[Figure collection entries]
** begin **

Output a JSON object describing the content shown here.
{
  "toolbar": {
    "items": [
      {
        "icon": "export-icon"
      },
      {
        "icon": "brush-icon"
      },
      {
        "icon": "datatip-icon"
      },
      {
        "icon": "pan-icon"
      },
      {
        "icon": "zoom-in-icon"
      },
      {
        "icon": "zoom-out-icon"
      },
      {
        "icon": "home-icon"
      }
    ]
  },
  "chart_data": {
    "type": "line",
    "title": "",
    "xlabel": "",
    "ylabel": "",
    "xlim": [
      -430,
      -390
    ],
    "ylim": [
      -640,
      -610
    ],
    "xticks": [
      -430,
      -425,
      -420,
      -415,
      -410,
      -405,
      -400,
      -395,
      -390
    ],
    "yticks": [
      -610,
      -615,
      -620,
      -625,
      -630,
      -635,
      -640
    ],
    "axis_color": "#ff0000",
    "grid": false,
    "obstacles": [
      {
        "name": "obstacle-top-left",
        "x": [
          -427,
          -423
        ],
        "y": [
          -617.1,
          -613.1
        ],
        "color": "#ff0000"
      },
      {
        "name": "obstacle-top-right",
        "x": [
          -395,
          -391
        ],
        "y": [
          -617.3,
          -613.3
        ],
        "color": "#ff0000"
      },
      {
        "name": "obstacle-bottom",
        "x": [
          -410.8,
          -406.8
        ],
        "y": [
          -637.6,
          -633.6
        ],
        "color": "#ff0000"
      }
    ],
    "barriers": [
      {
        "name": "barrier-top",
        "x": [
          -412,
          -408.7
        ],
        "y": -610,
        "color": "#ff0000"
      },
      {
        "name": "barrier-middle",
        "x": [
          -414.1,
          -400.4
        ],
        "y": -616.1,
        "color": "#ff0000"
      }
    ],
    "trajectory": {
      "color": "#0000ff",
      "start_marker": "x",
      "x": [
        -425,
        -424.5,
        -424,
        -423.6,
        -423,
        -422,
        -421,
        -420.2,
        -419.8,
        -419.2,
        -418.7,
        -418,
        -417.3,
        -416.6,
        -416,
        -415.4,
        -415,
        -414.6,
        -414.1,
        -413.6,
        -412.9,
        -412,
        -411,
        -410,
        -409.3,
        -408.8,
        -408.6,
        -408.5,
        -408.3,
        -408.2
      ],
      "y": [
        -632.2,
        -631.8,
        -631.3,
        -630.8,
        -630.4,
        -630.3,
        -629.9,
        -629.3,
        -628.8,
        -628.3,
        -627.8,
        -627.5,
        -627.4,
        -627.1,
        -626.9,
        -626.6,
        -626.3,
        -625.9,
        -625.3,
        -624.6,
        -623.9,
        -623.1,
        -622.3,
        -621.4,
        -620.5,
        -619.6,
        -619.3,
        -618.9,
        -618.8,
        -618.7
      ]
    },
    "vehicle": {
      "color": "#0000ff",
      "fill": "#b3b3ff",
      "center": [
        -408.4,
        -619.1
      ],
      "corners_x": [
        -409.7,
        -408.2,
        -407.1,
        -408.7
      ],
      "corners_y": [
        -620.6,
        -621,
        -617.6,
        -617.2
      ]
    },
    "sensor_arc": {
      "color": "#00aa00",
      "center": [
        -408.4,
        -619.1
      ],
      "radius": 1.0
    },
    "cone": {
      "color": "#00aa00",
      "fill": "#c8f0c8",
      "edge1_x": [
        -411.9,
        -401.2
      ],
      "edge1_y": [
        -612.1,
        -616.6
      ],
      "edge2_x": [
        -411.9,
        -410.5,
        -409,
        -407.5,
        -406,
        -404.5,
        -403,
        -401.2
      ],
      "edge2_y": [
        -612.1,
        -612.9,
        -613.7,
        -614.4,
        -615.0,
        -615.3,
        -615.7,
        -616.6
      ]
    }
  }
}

** end **

Each line with the string "icon" in it needs to be found and copied.

        "icon": "export-icon"
        "icon": "brush-icon"
        "icon": "datatip-icon"
        "icon": "pan-icon"
        "icon": "zoom-in-icon"
        "icon": "zoom-out-icon"
        "icon": "home-icon"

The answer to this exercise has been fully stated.